* DATASET
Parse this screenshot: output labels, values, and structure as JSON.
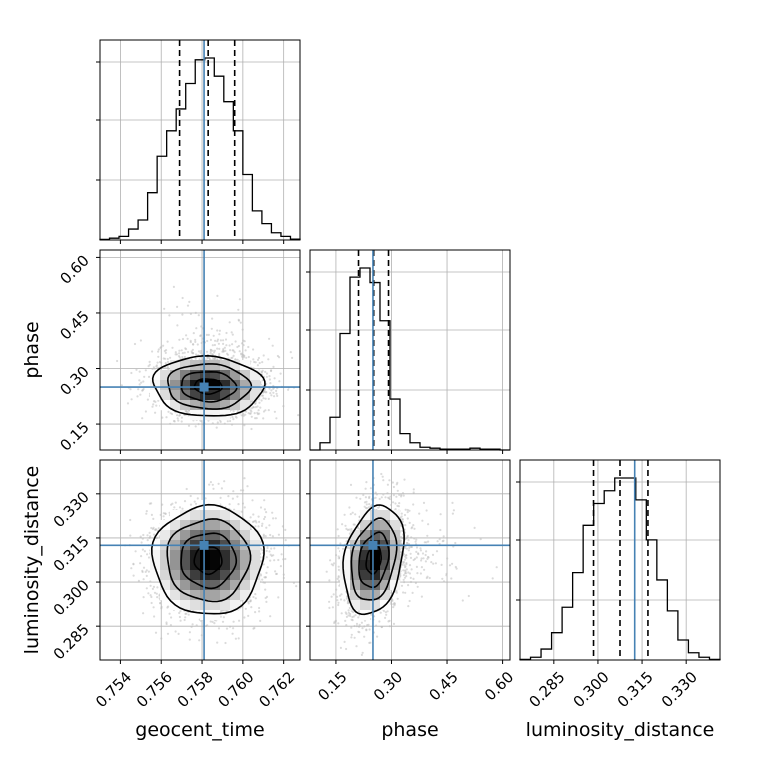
{
  "chart_data": {
    "type": "corner",
    "grid": true,
    "parameters": [
      {
        "name": "geocent_time",
        "label": "geocent_time",
        "range": [
          0.753,
          0.7628
        ],
        "ticks": [
          0.754,
          0.756,
          0.758,
          0.76,
          0.762
        ],
        "tick_labels": [
          "0.754",
          "0.756",
          "0.758",
          "0.760",
          "0.762"
        ],
        "truth": 0.7581,
        "quantiles": [
          0.7569,
          0.7583,
          0.7596
        ]
      },
      {
        "name": "phase",
        "label": "phase",
        "range": [
          0.08,
          0.62
        ],
        "ticks": [
          0.15,
          0.3,
          0.45,
          0.6
        ],
        "tick_labels": [
          "0.15",
          "0.30",
          "0.45",
          "0.60"
        ],
        "truth": 0.25,
        "quantiles": [
          0.211,
          0.252,
          0.292
        ]
      },
      {
        "name": "luminosity_distance",
        "label": "luminosity_distance",
        "range": [
          0.2735,
          0.3415
        ],
        "ticks": [
          0.285,
          0.3,
          0.315,
          0.33
        ],
        "tick_labels": [
          "0.285",
          "0.300",
          "0.315",
          "0.330"
        ],
        "truth": 0.3125,
        "quantiles": [
          0.2985,
          0.3075,
          0.317
        ]
      }
    ],
    "histograms": [
      {
        "param": "geocent_time",
        "counts": [
          0.3,
          1,
          2,
          6,
          11,
          26,
          46,
          60,
          72,
          86,
          99,
          100,
          90,
          76,
          60,
          36,
          16,
          9,
          4,
          2,
          0.5
        ]
      },
      {
        "param": "phase",
        "counts": [
          0,
          4,
          18,
          64,
          95,
          100,
          92,
          71,
          28,
          9,
          4,
          1.5,
          1,
          0.5,
          0.5,
          0.5,
          1,
          0.5,
          0.5,
          0
        ]
      },
      {
        "param": "luminosity_distance",
        "counts": [
          0.3,
          1.5,
          6,
          15,
          29,
          48,
          74,
          86,
          93,
          100,
          100,
          88,
          66,
          44,
          27,
          11,
          4,
          1.5,
          0.3
        ]
      }
    ],
    "contour_levels": [
      "0.5",
      "1.0",
      "1.5",
      "2.0"
    ],
    "scatter": {
      "color": "#bdbdbd"
    },
    "truth_color": "#4682b4",
    "hist_color": "#000000",
    "quantile_style": "dashed"
  }
}
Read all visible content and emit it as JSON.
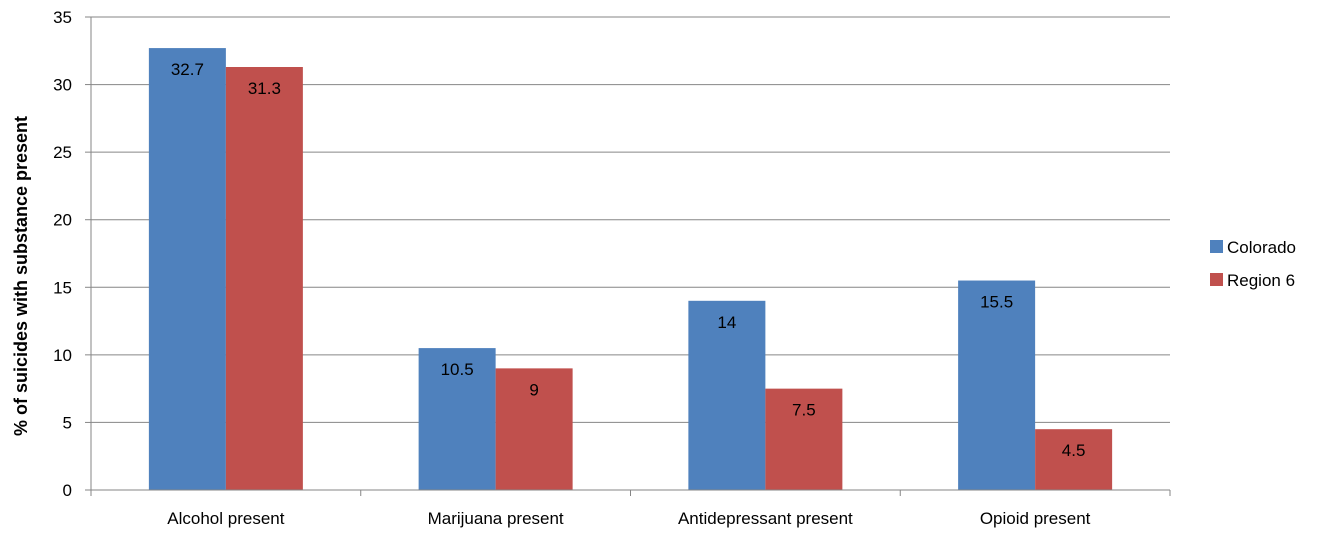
{
  "chart_data": {
    "type": "bar",
    "title": "",
    "xlabel": "",
    "ylabel": "% of suicides with substance present",
    "categories": [
      "Alcohol present",
      "Marijuana present",
      "Antidepressant present",
      "Opioid present"
    ],
    "series": [
      {
        "name": "Colorado",
        "color": "#4F81BD",
        "values": [
          32.7,
          10.5,
          14,
          15.5
        ],
        "labels": [
          "32.7",
          "10.5",
          "14",
          "15.5"
        ]
      },
      {
        "name": "Region 6",
        "color": "#C0504D",
        "values": [
          31.3,
          9,
          7.5,
          4.5
        ],
        "labels": [
          "31.3",
          "9",
          "7.5",
          "4.5"
        ]
      }
    ],
    "ylim": [
      0,
      35
    ],
    "yticks": [
      0,
      5,
      10,
      15,
      20,
      25,
      30,
      35
    ],
    "grid": true,
    "legend_position": "right"
  }
}
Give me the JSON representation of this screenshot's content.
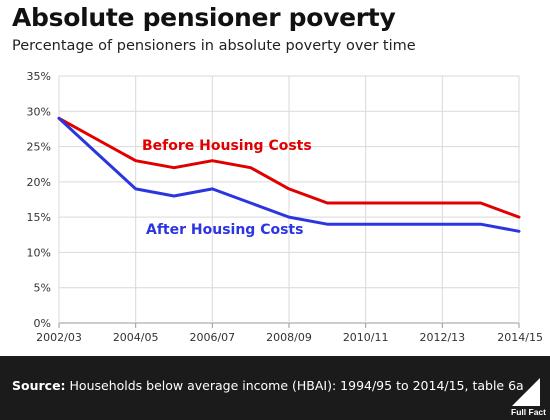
{
  "header": {
    "title": "Absolute pensioner poverty",
    "subtitle": "Percentage of pensioners in absolute poverty over time"
  },
  "footer": {
    "source_label": "Source:",
    "source_text": "Households below average income (HBAI): 1994/95 to 2014/15, table 6a",
    "logo_text": "Full Fact"
  },
  "chart_data": {
    "type": "line",
    "title": "Absolute pensioner poverty",
    "subtitle": "Percentage of pensioners in absolute poverty over time",
    "xlabel": "",
    "ylabel": "",
    "x": [
      "2002/03",
      "2003/04",
      "2004/05",
      "2005/06",
      "2006/07",
      "2007/08",
      "2008/09",
      "2009/10",
      "2010/11",
      "2011/12",
      "2012/13",
      "2013/14",
      "2014/15"
    ],
    "x_tick_labels": [
      "2002/03",
      "2004/05",
      "2006/07",
      "2008/09",
      "2010/11",
      "2012/13",
      "2014/15"
    ],
    "y_ticks": [
      0,
      5,
      10,
      15,
      20,
      25,
      30,
      35
    ],
    "ylim": [
      0,
      35
    ],
    "y_unit": "%",
    "grid": true,
    "series": [
      {
        "name": "Before Housing Costs",
        "color": "#e00000",
        "values": [
          29,
          26,
          23,
          22,
          23,
          22,
          19,
          17,
          17,
          17,
          17,
          17,
          15
        ]
      },
      {
        "name": "After Housing Costs",
        "color": "#2b35e0",
        "values": [
          29,
          24,
          19,
          18,
          19,
          17,
          15,
          14,
          14,
          14,
          14,
          14,
          13
        ]
      }
    ]
  }
}
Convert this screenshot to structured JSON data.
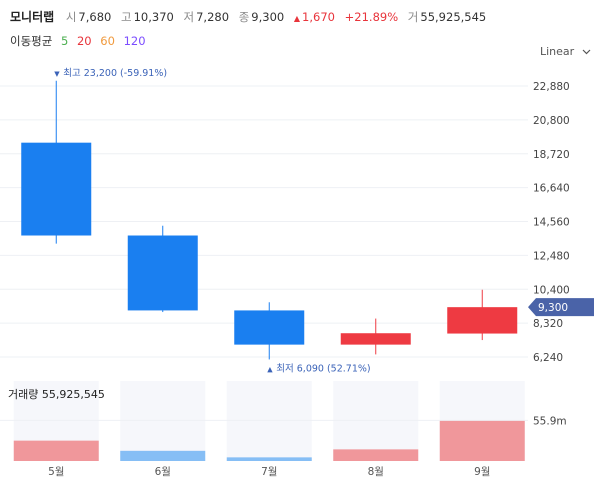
{
  "header": {
    "name": "모니터랩",
    "open_label": "시",
    "open_value": "7,680",
    "high_label": "고",
    "high_value": "10,370",
    "low_label": "저",
    "low_value": "7,280",
    "close_label": "종",
    "close_value": "9,300",
    "change_arrow": "▲",
    "change_value": "1,670",
    "change_pct": "+21.89%",
    "volume_label": "거",
    "volume_value": "55,925,545"
  },
  "moving_average": {
    "label": "이동평균",
    "periods": [
      {
        "label": "5",
        "color": "#4caf50"
      },
      {
        "label": "20",
        "color": "#e8343b"
      },
      {
        "label": "60",
        "color": "#f09a3e"
      },
      {
        "label": "120",
        "color": "#7c4dff"
      }
    ]
  },
  "scale_selector": {
    "label": "Linear",
    "icon": "chevron-down-icon"
  },
  "colors": {
    "up": "#ee3a42",
    "down": "#1a7ff0",
    "up_vol": "#f0979b",
    "down_vol": "#86bef5",
    "vol_bg": "#f6f7fb",
    "grid": "#eef0f4",
    "annotation": "#3b63b8",
    "price_tag": "#4a63a8"
  },
  "chart_data": {
    "type": "candlestick",
    "categories": [
      "5월",
      "6월",
      "7월",
      "8월",
      "9월"
    ],
    "candles": [
      {
        "open": 19400,
        "high": 23200,
        "low": 13200,
        "close": 13700
      },
      {
        "open": 13700,
        "high": 14300,
        "low": 9000,
        "close": 9100
      },
      {
        "open": 9100,
        "high": 9600,
        "low": 6090,
        "close": 7000
      },
      {
        "open": 7000,
        "high": 8600,
        "low": 6400,
        "close": 7700
      },
      {
        "open": 7680,
        "high": 10370,
        "low": 7280,
        "close": 9300
      }
    ],
    "y_ticks": [
      "22,880",
      "20,800",
      "18,720",
      "16,640",
      "14,560",
      "12,480",
      "10,400",
      "8,320",
      "6,240"
    ],
    "y_tick_values": [
      22880,
      20800,
      18720,
      16640,
      14560,
      12480,
      10400,
      8320,
      6240
    ],
    "ylim": [
      5000,
      24800
    ],
    "max_annotation": {
      "arrow": "▼",
      "text": "최고 23,200 (-59.91%)",
      "value": 23200,
      "index": 0
    },
    "min_annotation": {
      "arrow": "▲",
      "text": "최저 6,090 (52.71%)",
      "value": 6090,
      "index": 2
    },
    "last_price_label": "9,300",
    "last_price_value": 9300,
    "volume": {
      "label": "거래량 55,925,545",
      "axis_label": "55.9m",
      "axis_value": 55900000,
      "max": 110000000,
      "values": [
        28000000,
        14000000,
        5000000,
        16000000,
        55925545
      ],
      "directions": [
        "up",
        "down",
        "down",
        "up",
        "up"
      ]
    }
  }
}
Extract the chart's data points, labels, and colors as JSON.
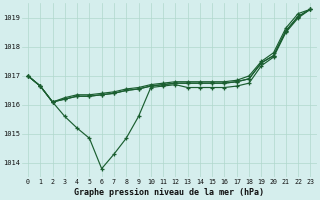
{
  "title": "Graphe pression niveau de la mer (hPa)",
  "bg_color": "#d5eeed",
  "grid_color": "#b0d8cc",
  "line_color": "#1a5e30",
  "xlim_min": -0.5,
  "xlim_max": 23.5,
  "ylim_min": 1013.5,
  "ylim_max": 1019.5,
  "yticks": [
    1014,
    1015,
    1016,
    1017,
    1018,
    1019
  ],
  "xticks": [
    0,
    1,
    2,
    3,
    4,
    5,
    6,
    7,
    8,
    9,
    10,
    11,
    12,
    13,
    14,
    15,
    16,
    17,
    18,
    19,
    20,
    21,
    22,
    23
  ],
  "series": [
    [
      1017.0,
      1016.65,
      1016.1,
      1016.2,
      1016.3,
      1016.3,
      1016.35,
      1016.4,
      1016.5,
      1016.55,
      1016.65,
      1016.7,
      1016.75,
      1016.75,
      1016.75,
      1016.75,
      1016.75,
      1016.8,
      1016.9,
      1017.45,
      1017.7,
      1018.55,
      1019.05,
      1019.3
    ],
    [
      1017.0,
      1016.65,
      1016.1,
      1016.2,
      1016.3,
      1016.3,
      1016.35,
      1016.4,
      1016.5,
      1016.55,
      1016.65,
      1016.7,
      1016.75,
      1016.75,
      1016.75,
      1016.75,
      1016.75,
      1016.8,
      1016.9,
      1017.45,
      1017.7,
      1018.55,
      1019.05,
      1019.3
    ],
    [
      1017.0,
      1016.65,
      1016.1,
      1016.25,
      1016.35,
      1016.35,
      1016.4,
      1016.45,
      1016.55,
      1016.6,
      1016.7,
      1016.75,
      1016.8,
      1016.8,
      1016.8,
      1016.8,
      1016.8,
      1016.85,
      1017.0,
      1017.5,
      1017.8,
      1018.65,
      1019.15,
      1019.3
    ],
    [
      1017.0,
      1016.65,
      1016.1,
      1015.6,
      1015.2,
      1014.85,
      1013.8,
      1014.3,
      1014.85,
      1015.6,
      1016.6,
      1016.65,
      1016.7,
      1016.6,
      1016.6,
      1016.6,
      1016.6,
      1016.65,
      1016.75,
      1017.35,
      1017.65,
      1018.5,
      1019.0,
      1019.3
    ]
  ]
}
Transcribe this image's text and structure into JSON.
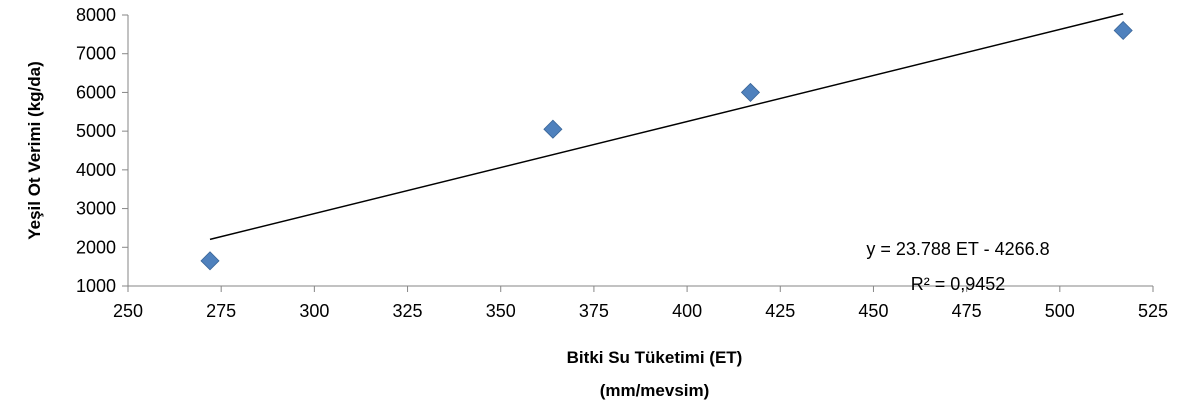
{
  "chart_data": {
    "type": "scatter",
    "title": "",
    "xlabel_lines": [
      "Bitki Su Tüketimi (ET)",
      "(mm/mevsim)"
    ],
    "ylabel": "Yeşil Ot Verimi (kg/da)",
    "xlim": [
      250,
      525
    ],
    "ylim": [
      1000,
      8000
    ],
    "xticks": [
      250,
      275,
      300,
      325,
      350,
      375,
      400,
      425,
      450,
      475,
      500,
      525
    ],
    "yticks": [
      1000,
      2000,
      3000,
      4000,
      5000,
      6000,
      7000,
      8000
    ],
    "grid": false,
    "legend": "none",
    "marker_color": "#4F81BD",
    "series": [
      {
        "values": [
          {
            "x": 272,
            "y": 1650
          },
          {
            "x": 364,
            "y": 5050
          },
          {
            "x": 417,
            "y": 6000
          },
          {
            "x": 517,
            "y": 7600
          }
        ]
      }
    ],
    "trendline": {
      "slope": 23.788,
      "intercept": -4266.8,
      "x_range": [
        272,
        517
      ],
      "equation": "y = 23.788 ET - 4266.8",
      "r_squared": "R² = 0,9452"
    }
  }
}
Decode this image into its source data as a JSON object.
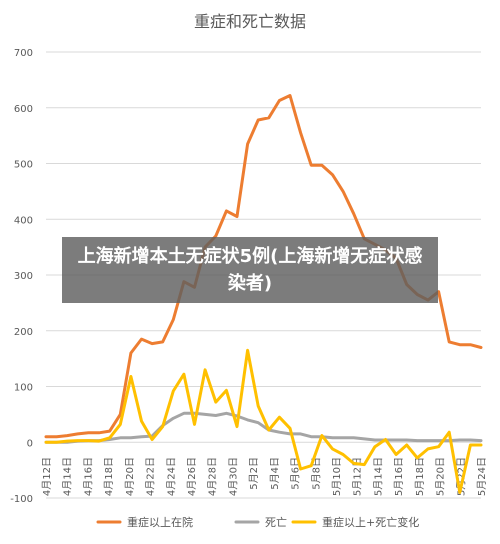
{
  "colors": {
    "hospitalized": "#ED7D31",
    "deaths": "#A5A5A5",
    "change": "#FFC000",
    "grid": "#D9D9D9",
    "text": "#595959",
    "overlay_bg": "#5F5F5F",
    "overlay_text": "#FFFFFF"
  },
  "overlay": {
    "headline": "上海新增本土无症状5例(上海新增无症状感染者)"
  },
  "chart_data": {
    "type": "line",
    "title": "重症和死亡数据",
    "ylim": [
      -100,
      700
    ],
    "yticks": [
      -100,
      0,
      100,
      200,
      300,
      400,
      500,
      600,
      700
    ],
    "ytick_labels": [
      "-100",
      "0",
      "100",
      "200",
      "300",
      "400",
      "500",
      "600",
      "700"
    ],
    "xtick_labels": [
      "4月12日",
      "4月14日",
      "4月16日",
      "4月18日",
      "4月20日",
      "4月22日",
      "4月24日",
      "4月26日",
      "4月28日",
      "4月30日",
      "5月2日",
      "5月4日",
      "5月6日",
      "5月8日",
      "5月10日",
      "5月12日",
      "5月14日",
      "5月16日",
      "5月18日",
      "5月20日",
      "5月22日",
      "5月24日"
    ],
    "grid": true,
    "legend_position": "bottom",
    "series": [
      {
        "name": "重症以上在院",
        "values": [
          10,
          10,
          12,
          15,
          17,
          17,
          20,
          50,
          160,
          185,
          177,
          180,
          220,
          288,
          278,
          350,
          370,
          415,
          405,
          535,
          578,
          582,
          613,
          622,
          555,
          497,
          497,
          480,
          450,
          410,
          365,
          355,
          345,
          330,
          283,
          265,
          255,
          270,
          180,
          175,
          175,
          170
        ]
      },
      {
        "name": "死亡",
        "values": [
          0,
          0,
          0,
          2,
          3,
          3,
          5,
          8,
          8,
          10,
          11,
          30,
          43,
          52,
          52,
          50,
          48,
          52,
          47,
          40,
          35,
          22,
          18,
          15,
          15,
          10,
          10,
          8,
          8,
          8,
          6,
          4,
          4,
          4,
          4,
          3,
          3,
          3,
          3,
          4,
          4,
          3
        ]
      },
      {
        "name": "重症以上+死亡变化",
        "values": [
          0,
          0,
          2,
          3,
          3,
          2,
          8,
          32,
          118,
          38,
          5,
          28,
          92,
          122,
          32,
          130,
          72,
          93,
          28,
          165,
          65,
          22,
          45,
          25,
          -48,
          -42,
          12,
          -12,
          -22,
          -38,
          -40,
          -8,
          5,
          -22,
          -5,
          -28,
          -12,
          -8,
          18,
          -90,
          -5,
          -5
        ]
      }
    ]
  }
}
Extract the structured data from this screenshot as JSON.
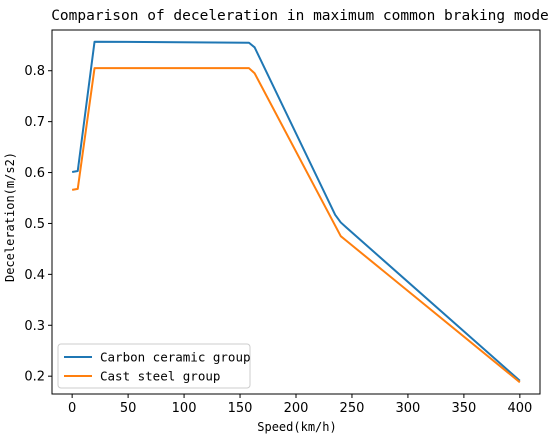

* GOAL
Pull out each line of the entries that contains "type".

* ANSWER FOR THE TASK
    "type": "corner",
    "type": "bar",
    "type": "line",
    "type": "candlestick",
    "type": "scatter",
    "type": "line",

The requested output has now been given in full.